### [EXERCISE OBJECTIVE]
Copy out the listing that follows, exact in every word, and skip the images.

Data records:
═══

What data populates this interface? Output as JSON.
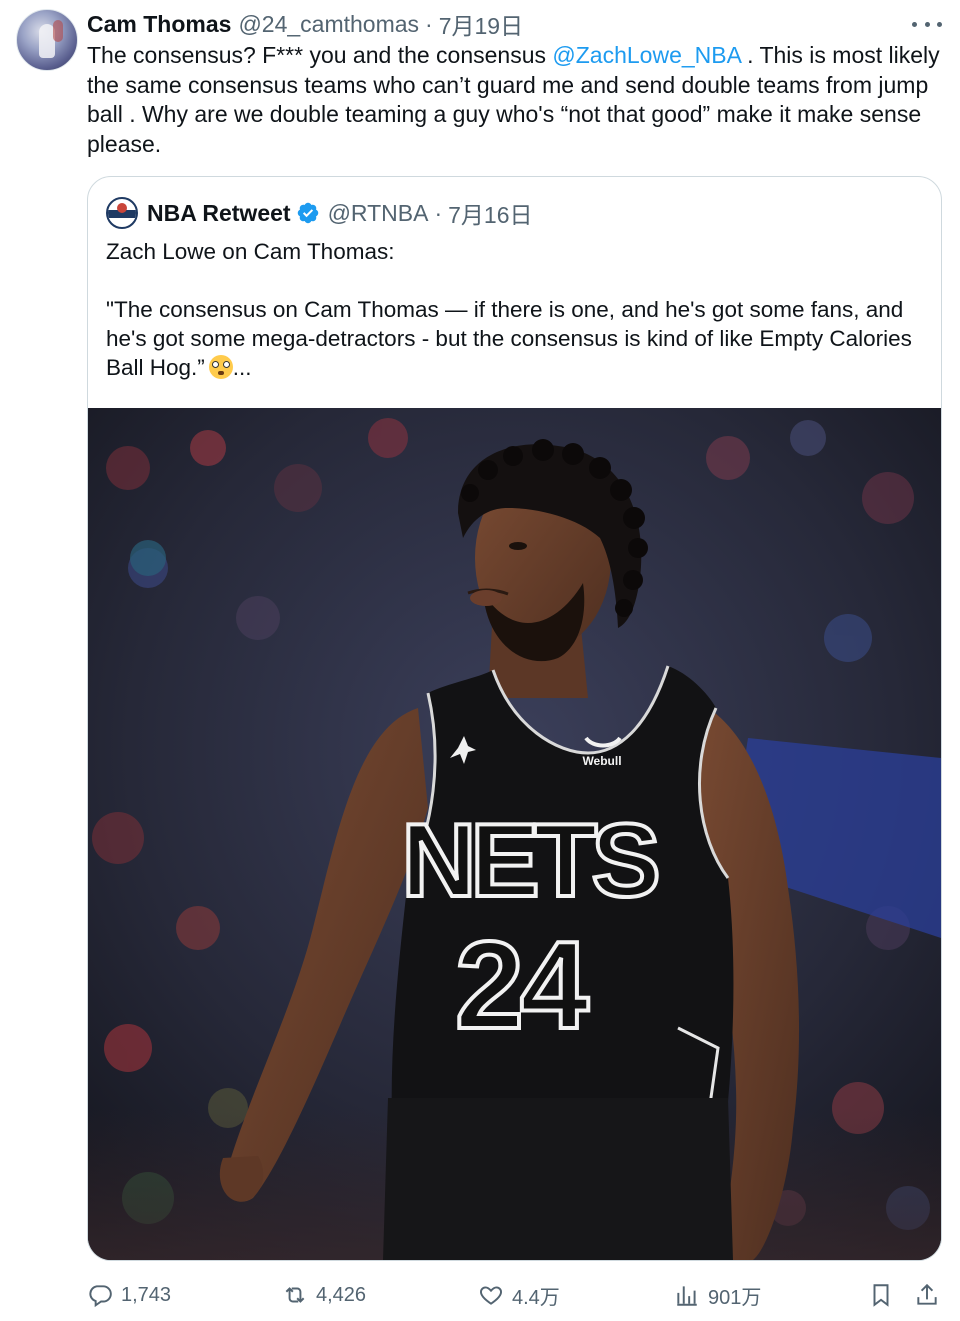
{
  "tweet": {
    "author": {
      "display_name": "Cam Thomas",
      "handle": "@24_camthomas",
      "date": "7月19日"
    },
    "text_before_mention": "The consensus? F*** you and the consensus ",
    "mention": "@ZachLowe_NBA",
    "text_after_mention": " . This is most likely the same consensus teams who can’t guard me and send double teams from jump ball . Why are we double teaming a guy who's “not that good” make it make sense please.",
    "more_icon": "more-horizontal-icon"
  },
  "quote": {
    "author": {
      "display_name": "NBA Retweet",
      "handle": "@RTNBA",
      "date": "7月16日",
      "verified": true
    },
    "line1": "Zach Lowe on Cam Thomas:",
    "line2": "\"The consensus on Cam Thomas — if there is one, and he's got some fans, and he's got some mega-detractors - but the consensus is kind of like Empty Calories Ball Hog.”",
    "ellipsis": "...",
    "emoji": "flushed-face",
    "media": {
      "jersey_team": "NETS",
      "jersey_number": "24",
      "jersey_sponsor": "Webull"
    }
  },
  "actions": {
    "replies": "1,743",
    "retweets": "4,426",
    "likes": "4.4万",
    "views": "901万"
  },
  "colors": {
    "text": "#0f1419",
    "secondary": "#536471",
    "link": "#1d9bf0",
    "border": "#cfd9de"
  }
}
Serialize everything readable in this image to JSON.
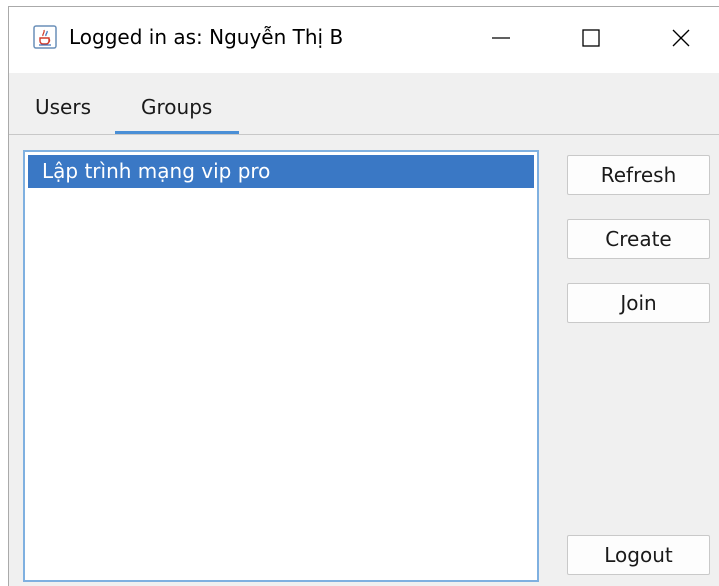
{
  "window": {
    "title": "Logged in as: Nguyễn Thị B"
  },
  "tabs": [
    {
      "label": "Users",
      "selected": false
    },
    {
      "label": "Groups",
      "selected": true
    }
  ],
  "groups_list": {
    "items": [
      "Lập trình mạng vip pro"
    ],
    "selected_index": 0
  },
  "buttons": {
    "refresh": "Refresh",
    "create": "Create",
    "join": "Join",
    "logout": "Logout"
  },
  "colors": {
    "selection": "#3a78c5",
    "accent": "#4a8fd6",
    "list_border": "#7fb0e0"
  },
  "icons": {
    "app": "java-cup-icon",
    "minimize": "minimize-icon",
    "maximize": "maximize-icon",
    "close": "close-icon"
  }
}
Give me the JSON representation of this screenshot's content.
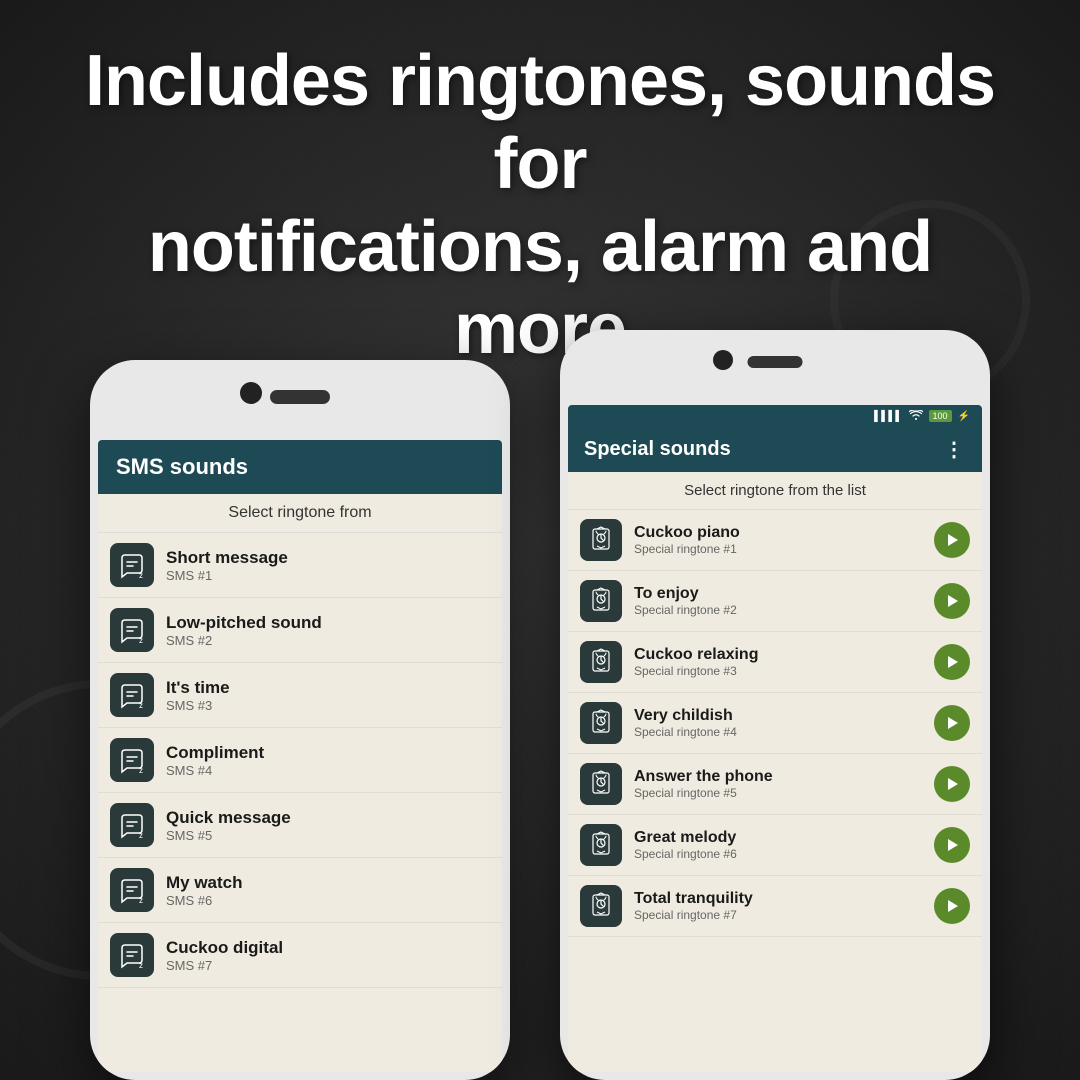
{
  "headline": {
    "line1": "Includes ringtones, sounds for",
    "line2": "notifications, alarm and more"
  },
  "phone_left": {
    "header": "SMS sounds",
    "subheader": "Select ringtone from",
    "items": [
      {
        "title": "Short message",
        "subtitle": "SMS #1"
      },
      {
        "title": "Low-pitched sound",
        "subtitle": "SMS #2"
      },
      {
        "title": "It's time",
        "subtitle": "SMS #3"
      },
      {
        "title": "Compliment",
        "subtitle": "SMS #4"
      },
      {
        "title": "Quick message",
        "subtitle": "SMS #5"
      },
      {
        "title": "My watch",
        "subtitle": "SMS #6"
      },
      {
        "title": "Cuckoo digital",
        "subtitle": "SMS #7"
      }
    ]
  },
  "phone_right": {
    "status": {
      "signal": "▌▌▌▌",
      "wifi": "WiFi",
      "battery": "100",
      "charge": "⚡"
    },
    "header": "Special sounds",
    "menu_icon": "⋮",
    "subheader": "Select ringtone from the list",
    "items": [
      {
        "title": "Cuckoo piano",
        "subtitle": "Special ringtone #1"
      },
      {
        "title": "To enjoy",
        "subtitle": "Special ringtone #2"
      },
      {
        "title": "Cuckoo relaxing",
        "subtitle": "Special ringtone #3"
      },
      {
        "title": "Very childish",
        "subtitle": "Special ringtone #4"
      },
      {
        "title": "Answer the phone",
        "subtitle": "Special ringtone #5"
      },
      {
        "title": "Great melody",
        "subtitle": "Special ringtone #6"
      },
      {
        "title": "Total tranquility",
        "subtitle": "Special ringtone #7"
      }
    ]
  },
  "colors": {
    "header_bg": "#1e4a55",
    "app_bg": "#f0ebe0",
    "icon_bg": "#2a3a3a",
    "play_btn": "#5a8a2a",
    "phone_body": "#e8e8e8"
  }
}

═══

### [TASK OUTPUT]
What data populates this interface? Output as JSON.
{
  "tweet": {
    "author": {
      "display_name": "Cam Thomas",
      "handle": "@24_camthomas",
      "date": "7月19日"
    },
    "text_before_mention": "The consensus? F*** you and the consensus ",
    "mention": "@ZachLowe_NBA",
    "text_after_mention": " . This is most likely the same consensus teams who can’t guard me and send double teams from jump ball . Why are we double teaming a guy who's “not that good” make it make sense please.",
    "more_icon": "more-horizontal-icon"
  },
  "quote": {
    "author": {
      "display_name": "NBA Retweet",
      "handle": "@RTNBA",
      "date": "7月16日",
      "verified": true
    },
    "line1": "Zach Lowe on Cam Thomas:",
    "line2": "\"The consensus on Cam Thomas — if there is one, and he's got some fans, and he's got some mega-detractors - but the consensus is kind of like Empty Calories Ball Hog.”",
    "ellipsis": "...",
    "emoji": "flushed-face",
    "media": {
      "jersey_team": "NETS",
      "jersey_number": "24",
      "jersey_sponsor": "Webull"
    }
  },
  "actions": {
    "replies": "1,743",
    "retweets": "4,426",
    "likes": "4.4万",
    "views": "901万"
  },
  "colors": {
    "text": "#0f1419",
    "secondary": "#536471",
    "link": "#1d9bf0",
    "border": "#cfd9de"
  }
}
Serialize everything readable in this image to JSON.
{
  "window": {
    "title": "Logged in as: Nguyễn Thị B"
  },
  "tabs": [
    {
      "label": "Users",
      "selected": false
    },
    {
      "label": "Groups",
      "selected": true
    }
  ],
  "groups_list": {
    "items": [
      "Lập trình mạng vip pro"
    ],
    "selected_index": 0
  },
  "buttons": {
    "refresh": "Refresh",
    "create": "Create",
    "join": "Join",
    "logout": "Logout"
  },
  "colors": {
    "selection": "#3a78c5",
    "accent": "#4a8fd6",
    "list_border": "#7fb0e0"
  },
  "icons": {
    "app": "java-cup-icon",
    "minimize": "minimize-icon",
    "maximize": "maximize-icon",
    "close": "close-icon"
  }
}
Give me the JSON representation of this screenshot's content.
{
  "headline": {
    "line1": "Includes ringtones, sounds for",
    "line2": "notifications, alarm and more"
  },
  "phone_left": {
    "header": "SMS sounds",
    "subheader": "Select ringtone from",
    "items": [
      {
        "title": "Short message",
        "subtitle": "SMS #1"
      },
      {
        "title": "Low-pitched sound",
        "subtitle": "SMS #2"
      },
      {
        "title": "It's time",
        "subtitle": "SMS #3"
      },
      {
        "title": "Compliment",
        "subtitle": "SMS #4"
      },
      {
        "title": "Quick message",
        "subtitle": "SMS #5"
      },
      {
        "title": "My watch",
        "subtitle": "SMS #6"
      },
      {
        "title": "Cuckoo digital",
        "subtitle": "SMS #7"
      }
    ]
  },
  "phone_right": {
    "status": {
      "signal": "▌▌▌▌",
      "wifi": "WiFi",
      "battery": "100",
      "charge": "⚡"
    },
    "header": "Special sounds",
    "menu_icon": "⋮",
    "subheader": "Select ringtone from the list",
    "items": [
      {
        "title": "Cuckoo piano",
        "subtitle": "Special ringtone #1"
      },
      {
        "title": "To enjoy",
        "subtitle": "Special ringtone #2"
      },
      {
        "title": "Cuckoo relaxing",
        "subtitle": "Special ringtone #3"
      },
      {
        "title": "Very childish",
        "subtitle": "Special ringtone #4"
      },
      {
        "title": "Answer the phone",
        "subtitle": "Special ringtone #5"
      },
      {
        "title": "Great melody",
        "subtitle": "Special ringtone #6"
      },
      {
        "title": "Total tranquility",
        "subtitle": "Special ringtone #7"
      }
    ]
  },
  "colors": {
    "header_bg": "#1e4a55",
    "app_bg": "#f0ebe0",
    "icon_bg": "#2a3a3a",
    "play_btn": "#5a8a2a",
    "phone_body": "#e8e8e8"
  }
}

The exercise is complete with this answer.